*What is required:*
The answer must consist of the records below, repeated exactly.

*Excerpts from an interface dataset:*
*** Block opens ***

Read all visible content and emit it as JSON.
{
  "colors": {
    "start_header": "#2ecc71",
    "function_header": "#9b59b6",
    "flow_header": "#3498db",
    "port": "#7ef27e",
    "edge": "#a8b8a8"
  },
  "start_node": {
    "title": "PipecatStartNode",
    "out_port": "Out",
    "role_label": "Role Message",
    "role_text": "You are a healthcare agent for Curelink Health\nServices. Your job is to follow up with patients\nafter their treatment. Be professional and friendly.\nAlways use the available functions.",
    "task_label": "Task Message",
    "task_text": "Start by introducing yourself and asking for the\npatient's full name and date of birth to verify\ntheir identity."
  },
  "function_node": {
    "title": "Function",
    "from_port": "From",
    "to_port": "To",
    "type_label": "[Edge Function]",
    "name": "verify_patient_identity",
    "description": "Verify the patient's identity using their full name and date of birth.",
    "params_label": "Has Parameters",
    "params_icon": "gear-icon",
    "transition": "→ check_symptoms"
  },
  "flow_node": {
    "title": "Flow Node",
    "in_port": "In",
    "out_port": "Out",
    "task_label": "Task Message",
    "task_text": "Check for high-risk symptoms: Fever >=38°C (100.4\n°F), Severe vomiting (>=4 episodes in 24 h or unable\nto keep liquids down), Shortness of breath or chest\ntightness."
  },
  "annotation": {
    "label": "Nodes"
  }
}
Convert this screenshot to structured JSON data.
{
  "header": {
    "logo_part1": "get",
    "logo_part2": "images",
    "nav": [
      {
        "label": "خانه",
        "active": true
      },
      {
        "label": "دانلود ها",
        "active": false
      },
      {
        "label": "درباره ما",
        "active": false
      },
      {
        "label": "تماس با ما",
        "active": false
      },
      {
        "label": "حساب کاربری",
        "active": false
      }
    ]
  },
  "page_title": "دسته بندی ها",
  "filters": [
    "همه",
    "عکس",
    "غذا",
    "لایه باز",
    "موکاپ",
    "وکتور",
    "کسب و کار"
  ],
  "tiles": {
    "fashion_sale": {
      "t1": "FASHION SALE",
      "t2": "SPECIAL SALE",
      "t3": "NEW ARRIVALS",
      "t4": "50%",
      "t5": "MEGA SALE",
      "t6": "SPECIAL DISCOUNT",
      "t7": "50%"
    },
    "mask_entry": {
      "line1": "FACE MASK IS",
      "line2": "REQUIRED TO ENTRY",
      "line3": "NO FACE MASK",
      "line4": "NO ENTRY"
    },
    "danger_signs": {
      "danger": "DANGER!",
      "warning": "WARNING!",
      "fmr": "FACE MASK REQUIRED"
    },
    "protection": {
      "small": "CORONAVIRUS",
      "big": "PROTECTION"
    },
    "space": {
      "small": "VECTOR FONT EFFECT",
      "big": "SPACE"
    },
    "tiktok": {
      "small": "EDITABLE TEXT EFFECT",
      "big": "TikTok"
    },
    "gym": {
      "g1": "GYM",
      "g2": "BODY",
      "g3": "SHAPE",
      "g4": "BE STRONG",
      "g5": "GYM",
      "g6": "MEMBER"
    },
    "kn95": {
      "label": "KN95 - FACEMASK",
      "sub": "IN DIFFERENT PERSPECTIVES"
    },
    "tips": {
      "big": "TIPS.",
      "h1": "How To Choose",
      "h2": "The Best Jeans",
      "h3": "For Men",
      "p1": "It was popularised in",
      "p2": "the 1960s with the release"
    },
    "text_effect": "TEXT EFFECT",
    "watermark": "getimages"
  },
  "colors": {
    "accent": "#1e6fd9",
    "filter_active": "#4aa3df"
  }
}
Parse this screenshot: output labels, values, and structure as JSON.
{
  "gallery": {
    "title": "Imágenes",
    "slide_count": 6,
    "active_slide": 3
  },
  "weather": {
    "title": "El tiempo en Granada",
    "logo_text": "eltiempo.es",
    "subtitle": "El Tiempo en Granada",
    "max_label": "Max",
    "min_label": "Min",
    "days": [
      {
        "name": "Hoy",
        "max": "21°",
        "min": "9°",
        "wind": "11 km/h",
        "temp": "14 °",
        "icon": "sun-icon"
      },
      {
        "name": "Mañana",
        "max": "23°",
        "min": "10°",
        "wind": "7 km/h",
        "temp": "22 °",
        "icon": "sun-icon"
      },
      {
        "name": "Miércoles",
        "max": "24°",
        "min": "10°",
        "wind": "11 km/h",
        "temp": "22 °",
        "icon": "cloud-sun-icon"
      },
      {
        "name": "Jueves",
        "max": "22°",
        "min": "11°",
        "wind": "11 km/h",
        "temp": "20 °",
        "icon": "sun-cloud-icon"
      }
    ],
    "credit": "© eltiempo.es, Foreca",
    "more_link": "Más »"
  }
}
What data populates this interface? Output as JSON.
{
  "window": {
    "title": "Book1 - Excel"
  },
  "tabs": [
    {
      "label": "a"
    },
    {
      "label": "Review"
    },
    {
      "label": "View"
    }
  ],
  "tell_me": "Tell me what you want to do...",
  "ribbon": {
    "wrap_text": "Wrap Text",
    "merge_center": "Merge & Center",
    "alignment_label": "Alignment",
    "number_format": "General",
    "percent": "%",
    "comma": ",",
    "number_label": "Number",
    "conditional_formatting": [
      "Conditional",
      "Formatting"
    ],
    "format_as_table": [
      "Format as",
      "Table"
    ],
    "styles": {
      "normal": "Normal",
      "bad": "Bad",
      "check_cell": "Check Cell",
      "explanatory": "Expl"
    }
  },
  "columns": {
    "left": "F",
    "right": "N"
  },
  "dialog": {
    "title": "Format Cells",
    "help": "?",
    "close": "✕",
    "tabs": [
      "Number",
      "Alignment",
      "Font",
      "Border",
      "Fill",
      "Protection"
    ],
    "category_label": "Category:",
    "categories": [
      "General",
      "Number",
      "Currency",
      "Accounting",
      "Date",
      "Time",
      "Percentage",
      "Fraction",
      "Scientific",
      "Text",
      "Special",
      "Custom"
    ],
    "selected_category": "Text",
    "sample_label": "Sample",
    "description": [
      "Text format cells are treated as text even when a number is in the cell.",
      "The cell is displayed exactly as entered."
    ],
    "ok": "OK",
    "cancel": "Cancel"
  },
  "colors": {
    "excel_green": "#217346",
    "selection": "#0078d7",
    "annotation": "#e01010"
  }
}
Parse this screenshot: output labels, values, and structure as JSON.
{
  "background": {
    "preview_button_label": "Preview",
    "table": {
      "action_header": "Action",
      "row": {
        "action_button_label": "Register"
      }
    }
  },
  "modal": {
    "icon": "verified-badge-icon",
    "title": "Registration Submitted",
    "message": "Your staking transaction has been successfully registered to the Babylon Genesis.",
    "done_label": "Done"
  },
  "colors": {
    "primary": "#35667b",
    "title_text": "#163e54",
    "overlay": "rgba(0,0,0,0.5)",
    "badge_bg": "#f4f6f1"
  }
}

*** Block closes ***

*Response to the task:*
Read all visible content and emit it as JSON.
{
  "colors": {
    "start_header": "#2ecc71",
    "function_header": "#9b59b6",
    "flow_header": "#3498db",
    "port": "#7ef27e",
    "edge": "#a8b8a8"
  },
  "start_node": {
    "title": "PipecatStartNode",
    "out_port": "Out",
    "role_label": "Role Message",
    "role_text": "You are a healthcare agent for Curelink Health\nServices. Your job is to follow up with patients\nafter their treatment. Be professional and friendly.\nAlways use the available functions.",
    "task_label": "Task Message",
    "task_text": "Start by introducing yourself and asking for the\npatient's full name and date of birth to verify\ntheir identity."
  },
  "function_node": {
    "title": "Function",
    "from_port": "From",
    "to_port": "To",
    "type_label": "[Edge Function]",
    "name": "verify_patient_identity",
    "description": "Verify the patient's identity using their full name and date of birth.",
    "params_label": "Has Parameters",
    "params_icon": "gear-icon",
    "transition": "→ check_symptoms"
  },
  "flow_node": {
    "title": "Flow Node",
    "in_port": "In",
    "out_port": "Out",
    "task_label": "Task Message",
    "task_text": "Check for high-risk symptoms: Fever >=38°C (100.4\n°F), Severe vomiting (>=4 episodes in 24 h or unable\nto keep liquids down), Shortness of breath or chest\ntightness."
  },
  "annotation": {
    "label": "Nodes"
  }
}
Convert this screenshot to structured JSON data.
{
  "header": {
    "logo_part1": "get",
    "logo_part2": "images",
    "nav": [
      {
        "label": "خانه",
        "active": true
      },
      {
        "label": "دانلود ها",
        "active": false
      },
      {
        "label": "درباره ما",
        "active": false
      },
      {
        "label": "تماس با ما",
        "active": false
      },
      {
        "label": "حساب کاربری",
        "active": false
      }
    ]
  },
  "page_title": "دسته بندی ها",
  "filters": [
    "همه",
    "عکس",
    "غذا",
    "لایه باز",
    "موکاپ",
    "وکتور",
    "کسب و کار"
  ],
  "tiles": {
    "fashion_sale": {
      "t1": "FASHION SALE",
      "t2": "SPECIAL SALE",
      "t3": "NEW ARRIVALS",
      "t4": "50%",
      "t5": "MEGA SALE",
      "t6": "SPECIAL DISCOUNT",
      "t7": "50%"
    },
    "mask_entry": {
      "line1": "FACE MASK IS",
      "line2": "REQUIRED TO ENTRY",
      "line3": "NO FACE MASK",
      "line4": "NO ENTRY"
    },
    "danger_signs": {
      "danger": "DANGER!",
      "warning": "WARNING!",
      "fmr": "FACE MASK REQUIRED"
    },
    "protection": {
      "small": "CORONAVIRUS",
      "big": "PROTECTION"
    },
    "space": {
      "small": "VECTOR FONT EFFECT",
      "big": "SPACE"
    },
    "tiktok": {
      "small": "EDITABLE TEXT EFFECT",
      "big": "TikTok"
    },
    "gym": {
      "g1": "GYM",
      "g2": "BODY",
      "g3": "SHAPE",
      "g4": "BE STRONG",
      "g5": "GYM",
      "g6": "MEMBER"
    },
    "kn95": {
      "label": "KN95 - FACEMASK",
      "sub": "IN DIFFERENT PERSPECTIVES"
    },
    "tips": {
      "big": "TIPS.",
      "h1": "How To Choose",
      "h2": "The Best Jeans",
      "h3": "For Men",
      "p1": "It was popularised in",
      "p2": "the 1960s with the release"
    },
    "text_effect": "TEXT EFFECT",
    "watermark": "getimages"
  },
  "colors": {
    "accent": "#1e6fd9",
    "filter_active": "#4aa3df"
  }
}
Parse this screenshot: output labels, values, and structure as JSON.
{
  "gallery": {
    "title": "Imágenes",
    "slide_count": 6,
    "active_slide": 3
  },
  "weather": {
    "title": "El tiempo en Granada",
    "logo_text": "eltiempo.es",
    "subtitle": "El Tiempo en Granada",
    "max_label": "Max",
    "min_label": "Min",
    "days": [
      {
        "name": "Hoy",
        "max": "21°",
        "min": "9°",
        "wind": "11 km/h",
        "temp": "14 °",
        "icon": "sun-icon"
      },
      {
        "name": "Mañana",
        "max": "23°",
        "min": "10°",
        "wind": "7 km/h",
        "temp": "22 °",
        "icon": "sun-icon"
      },
      {
        "name": "Miércoles",
        "max": "24°",
        "min": "10°",
        "wind": "11 km/h",
        "temp": "22 °",
        "icon": "cloud-sun-icon"
      },
      {
        "name": "Jueves",
        "max": "22°",
        "min": "11°",
        "wind": "11 km/h",
        "temp": "20 °",
        "icon": "sun-cloud-icon"
      }
    ],
    "credit": "© eltiempo.es, Foreca",
    "more_link": "Más »"
  }
}
What data populates this interface? Output as JSON.
{
  "window": {
    "title": "Book1 - Excel"
  },
  "tabs": [
    {
      "label": "a"
    },
    {
      "label": "Review"
    },
    {
      "label": "View"
    }
  ],
  "tell_me": "Tell me what you want to do...",
  "ribbon": {
    "wrap_text": "Wrap Text",
    "merge_center": "Merge & Center",
    "alignment_label": "Alignment",
    "number_format": "General",
    "percent": "%",
    "comma": ",",
    "number_label": "Number",
    "conditional_formatting": [
      "Conditional",
      "Formatting"
    ],
    "format_as_table": [
      "Format as",
      "Table"
    ],
    "styles": {
      "normal": "Normal",
      "bad": "Bad",
      "check_cell": "Check Cell",
      "explanatory": "Expl"
    }
  },
  "columns": {
    "left": "F",
    "right": "N"
  },
  "dialog": {
    "title": "Format Cells",
    "help": "?",
    "close": "✕",
    "tabs": [
      "Number",
      "Alignment",
      "Font",
      "Border",
      "Fill",
      "Protection"
    ],
    "category_label": "Category:",
    "categories": [
      "General",
      "Number",
      "Currency",
      "Accounting",
      "Date",
      "Time",
      "Percentage",
      "Fraction",
      "Scientific",
      "Text",
      "Special",
      "Custom"
    ],
    "selected_category": "Text",
    "sample_label": "Sample",
    "description": [
      "Text format cells are treated as text even when a number is in the cell.",
      "The cell is displayed exactly as entered."
    ],
    "ok": "OK",
    "cancel": "Cancel"
  },
  "colors": {
    "excel_green": "#217346",
    "selection": "#0078d7",
    "annotation": "#e01010"
  }
}
Parse this screenshot: output labels, values, and structure as JSON.
{
  "background": {
    "preview_button_label": "Preview",
    "table": {
      "action_header": "Action",
      "row": {
        "action_button_label": "Register"
      }
    }
  },
  "modal": {
    "icon": "verified-badge-icon",
    "title": "Registration Submitted",
    "message": "Your staking transaction has been successfully registered to the Babylon Genesis.",
    "done_label": "Done"
  },
  "colors": {
    "primary": "#35667b",
    "title_text": "#163e54",
    "overlay": "rgba(0,0,0,0.5)",
    "badge_bg": "#f4f6f1"
  }
}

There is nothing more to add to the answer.